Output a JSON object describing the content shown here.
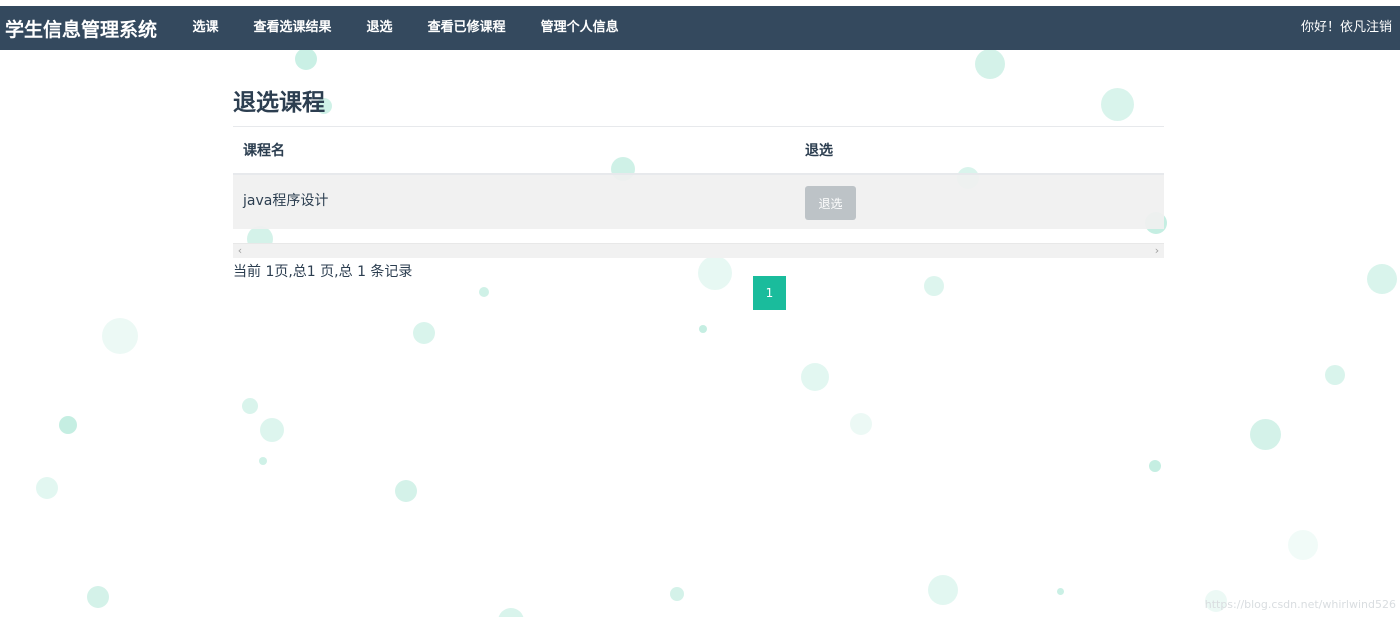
{
  "navbar": {
    "brand": "学生信息管理系统",
    "items": [
      {
        "label": "选课"
      },
      {
        "label": "查看选课结果"
      },
      {
        "label": "退选"
      },
      {
        "label": "查看已修课程"
      },
      {
        "label": "管理个人信息"
      }
    ],
    "greeting": "你好！依凡",
    "logout": "注销"
  },
  "main": {
    "title": "退选课程",
    "table": {
      "headers": [
        "课程名",
        "退选"
      ],
      "rows": [
        {
          "course_name": "java程序设计",
          "action_label": "退选"
        }
      ]
    },
    "pagination": {
      "info": "当前 1页,总1 页,总 1 条记录",
      "pages": [
        "1"
      ],
      "current": "1"
    }
  },
  "watermark": "https://blog.csdn.net/whirlwind526",
  "colors": {
    "navbar_bg": "#34495e",
    "accent": "#1abc9c",
    "button_disabled": "#bdc3c7",
    "bubble": "#9fe3cf"
  },
  "icons": {
    "scroll_left": "chevron-left-icon",
    "scroll_right": "chevron-right-icon"
  }
}
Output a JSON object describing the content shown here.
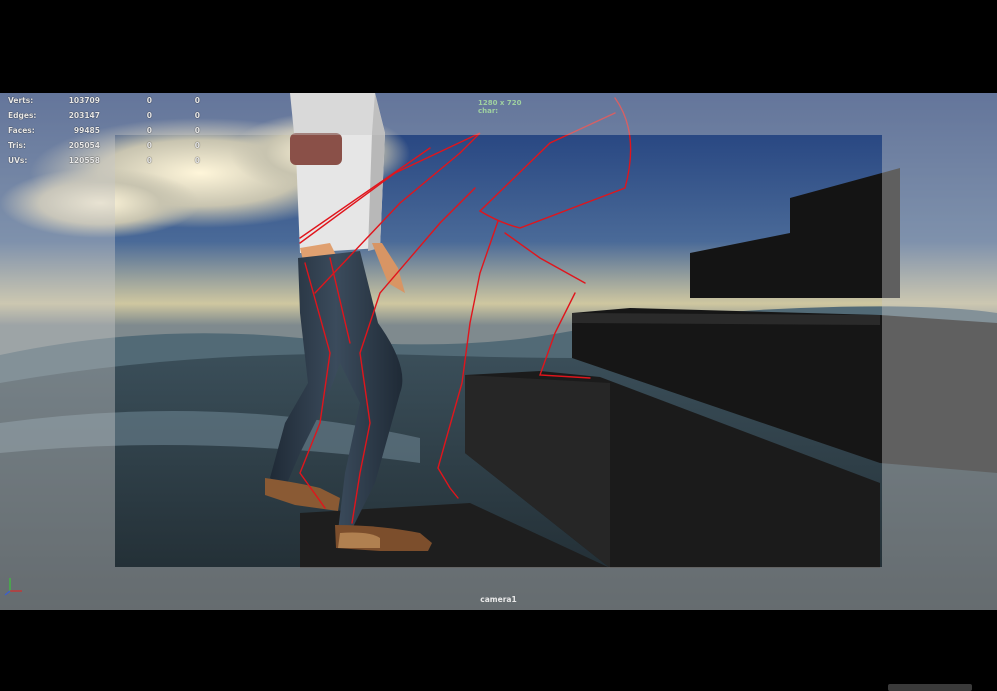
{
  "hud": {
    "rows": [
      {
        "label": "Verts:",
        "v1": "103709",
        "v2": "0",
        "v3": "0"
      },
      {
        "label": "Edges:",
        "v1": "203147",
        "v2": "0",
        "v3": "0"
      },
      {
        "label": "Faces:",
        "v1": "99485",
        "v2": "0",
        "v3": "0"
      },
      {
        "label": "Tris:",
        "v1": "205054",
        "v2": "0",
        "v3": "0"
      },
      {
        "label": "UVs:",
        "v1": "120558",
        "v2": "0",
        "v3": "0"
      }
    ]
  },
  "resolution_gate": {
    "size": "1280 x 720",
    "camera_tag": "char:"
  },
  "camera_name": "camera1",
  "colors": {
    "sketch": "#e0151c",
    "sky_top": "#1c3a7a",
    "horizon": "#cfc7a0",
    "shirt": "#e8e8e8",
    "jeans": "#2e3c4a",
    "skin": "#e0a070",
    "shoes": "#7a5030",
    "block": "#1e1e1e"
  },
  "icons": {
    "axis": "axis-gizmo-icon"
  }
}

EXERCISE REQUIREMENTS -
In the entries above, identify each line that includes the string "chevron", then copy it.

REPLY TO THE TASK -
    "scroll_left": "chevron-left-icon",
    "scroll_right": "chevron-right-icon"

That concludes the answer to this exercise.